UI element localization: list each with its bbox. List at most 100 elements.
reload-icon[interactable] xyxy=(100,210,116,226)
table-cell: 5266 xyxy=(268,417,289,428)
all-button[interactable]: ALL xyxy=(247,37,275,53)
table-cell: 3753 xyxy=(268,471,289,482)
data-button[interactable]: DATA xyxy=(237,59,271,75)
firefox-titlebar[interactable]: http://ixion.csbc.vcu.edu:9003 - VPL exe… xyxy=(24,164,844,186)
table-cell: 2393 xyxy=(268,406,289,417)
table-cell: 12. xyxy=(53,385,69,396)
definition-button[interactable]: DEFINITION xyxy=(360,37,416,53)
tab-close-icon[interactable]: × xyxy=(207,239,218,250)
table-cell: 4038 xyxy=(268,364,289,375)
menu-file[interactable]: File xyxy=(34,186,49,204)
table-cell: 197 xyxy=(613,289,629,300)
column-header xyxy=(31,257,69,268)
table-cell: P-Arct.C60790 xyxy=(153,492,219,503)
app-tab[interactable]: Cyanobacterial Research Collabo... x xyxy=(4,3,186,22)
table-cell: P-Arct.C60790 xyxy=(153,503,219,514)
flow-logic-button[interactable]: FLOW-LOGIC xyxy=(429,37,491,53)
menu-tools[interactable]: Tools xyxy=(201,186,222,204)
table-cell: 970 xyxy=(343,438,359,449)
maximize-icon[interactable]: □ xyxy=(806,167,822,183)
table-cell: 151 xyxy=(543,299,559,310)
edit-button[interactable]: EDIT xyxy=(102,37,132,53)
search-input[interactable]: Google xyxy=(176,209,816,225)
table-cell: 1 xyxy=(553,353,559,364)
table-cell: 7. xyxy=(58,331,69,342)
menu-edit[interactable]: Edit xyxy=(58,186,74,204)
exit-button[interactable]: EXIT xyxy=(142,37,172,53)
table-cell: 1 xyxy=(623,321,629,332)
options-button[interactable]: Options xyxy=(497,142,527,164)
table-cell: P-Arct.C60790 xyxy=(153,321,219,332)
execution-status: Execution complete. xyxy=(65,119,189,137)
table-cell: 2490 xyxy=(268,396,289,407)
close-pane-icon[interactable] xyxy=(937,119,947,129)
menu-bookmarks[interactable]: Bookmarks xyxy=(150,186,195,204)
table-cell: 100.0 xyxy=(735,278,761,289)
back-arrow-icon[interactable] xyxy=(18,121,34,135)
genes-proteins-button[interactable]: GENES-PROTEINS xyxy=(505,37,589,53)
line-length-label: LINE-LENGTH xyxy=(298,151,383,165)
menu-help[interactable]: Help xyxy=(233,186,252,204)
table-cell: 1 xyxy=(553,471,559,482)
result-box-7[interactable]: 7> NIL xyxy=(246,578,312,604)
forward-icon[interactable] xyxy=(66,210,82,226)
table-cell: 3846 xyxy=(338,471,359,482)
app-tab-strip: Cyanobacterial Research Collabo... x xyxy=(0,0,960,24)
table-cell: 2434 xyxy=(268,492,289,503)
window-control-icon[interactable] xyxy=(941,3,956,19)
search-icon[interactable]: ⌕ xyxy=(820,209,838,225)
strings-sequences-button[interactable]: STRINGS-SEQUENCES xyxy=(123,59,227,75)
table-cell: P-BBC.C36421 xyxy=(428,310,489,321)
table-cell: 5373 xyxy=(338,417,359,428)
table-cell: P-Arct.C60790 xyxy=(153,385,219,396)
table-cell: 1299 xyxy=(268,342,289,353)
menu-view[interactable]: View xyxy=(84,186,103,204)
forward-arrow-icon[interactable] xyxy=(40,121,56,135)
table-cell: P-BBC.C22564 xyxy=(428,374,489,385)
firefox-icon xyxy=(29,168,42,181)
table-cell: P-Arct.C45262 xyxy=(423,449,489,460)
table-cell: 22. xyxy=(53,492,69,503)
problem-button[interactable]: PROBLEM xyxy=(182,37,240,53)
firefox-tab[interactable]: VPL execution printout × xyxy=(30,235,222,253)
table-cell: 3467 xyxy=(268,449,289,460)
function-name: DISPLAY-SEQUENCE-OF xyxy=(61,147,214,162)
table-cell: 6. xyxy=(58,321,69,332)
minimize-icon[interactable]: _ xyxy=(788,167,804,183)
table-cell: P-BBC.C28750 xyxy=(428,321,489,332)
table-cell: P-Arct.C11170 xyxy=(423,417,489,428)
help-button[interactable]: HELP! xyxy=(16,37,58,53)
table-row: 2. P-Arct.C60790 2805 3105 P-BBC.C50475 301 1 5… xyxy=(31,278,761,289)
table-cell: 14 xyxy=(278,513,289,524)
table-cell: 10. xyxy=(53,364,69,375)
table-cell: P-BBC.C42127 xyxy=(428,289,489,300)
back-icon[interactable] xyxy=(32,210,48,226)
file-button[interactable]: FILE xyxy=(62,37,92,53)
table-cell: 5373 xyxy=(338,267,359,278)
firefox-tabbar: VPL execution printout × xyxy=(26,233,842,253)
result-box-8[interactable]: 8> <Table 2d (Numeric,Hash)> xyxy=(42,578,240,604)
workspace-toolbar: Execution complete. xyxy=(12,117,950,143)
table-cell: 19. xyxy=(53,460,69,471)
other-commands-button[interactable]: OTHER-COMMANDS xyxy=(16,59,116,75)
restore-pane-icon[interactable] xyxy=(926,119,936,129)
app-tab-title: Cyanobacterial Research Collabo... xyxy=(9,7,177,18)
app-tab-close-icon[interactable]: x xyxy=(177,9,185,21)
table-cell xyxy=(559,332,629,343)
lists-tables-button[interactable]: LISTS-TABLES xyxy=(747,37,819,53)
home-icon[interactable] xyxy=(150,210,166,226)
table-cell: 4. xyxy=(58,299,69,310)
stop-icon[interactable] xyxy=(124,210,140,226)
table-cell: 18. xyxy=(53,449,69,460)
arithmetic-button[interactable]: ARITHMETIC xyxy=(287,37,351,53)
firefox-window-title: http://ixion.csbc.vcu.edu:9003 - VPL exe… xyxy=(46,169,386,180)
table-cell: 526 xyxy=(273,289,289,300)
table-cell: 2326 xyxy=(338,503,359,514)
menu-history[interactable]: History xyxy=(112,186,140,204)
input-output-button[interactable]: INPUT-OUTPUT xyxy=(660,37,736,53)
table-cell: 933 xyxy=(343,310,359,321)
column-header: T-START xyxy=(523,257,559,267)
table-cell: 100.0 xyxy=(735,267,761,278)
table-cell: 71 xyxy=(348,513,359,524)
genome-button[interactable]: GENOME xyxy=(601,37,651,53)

▶ **Activity**: Say how many lines in the listing above include the word "edit". Nothing but the number is needed.

▶ **Task solution**: 2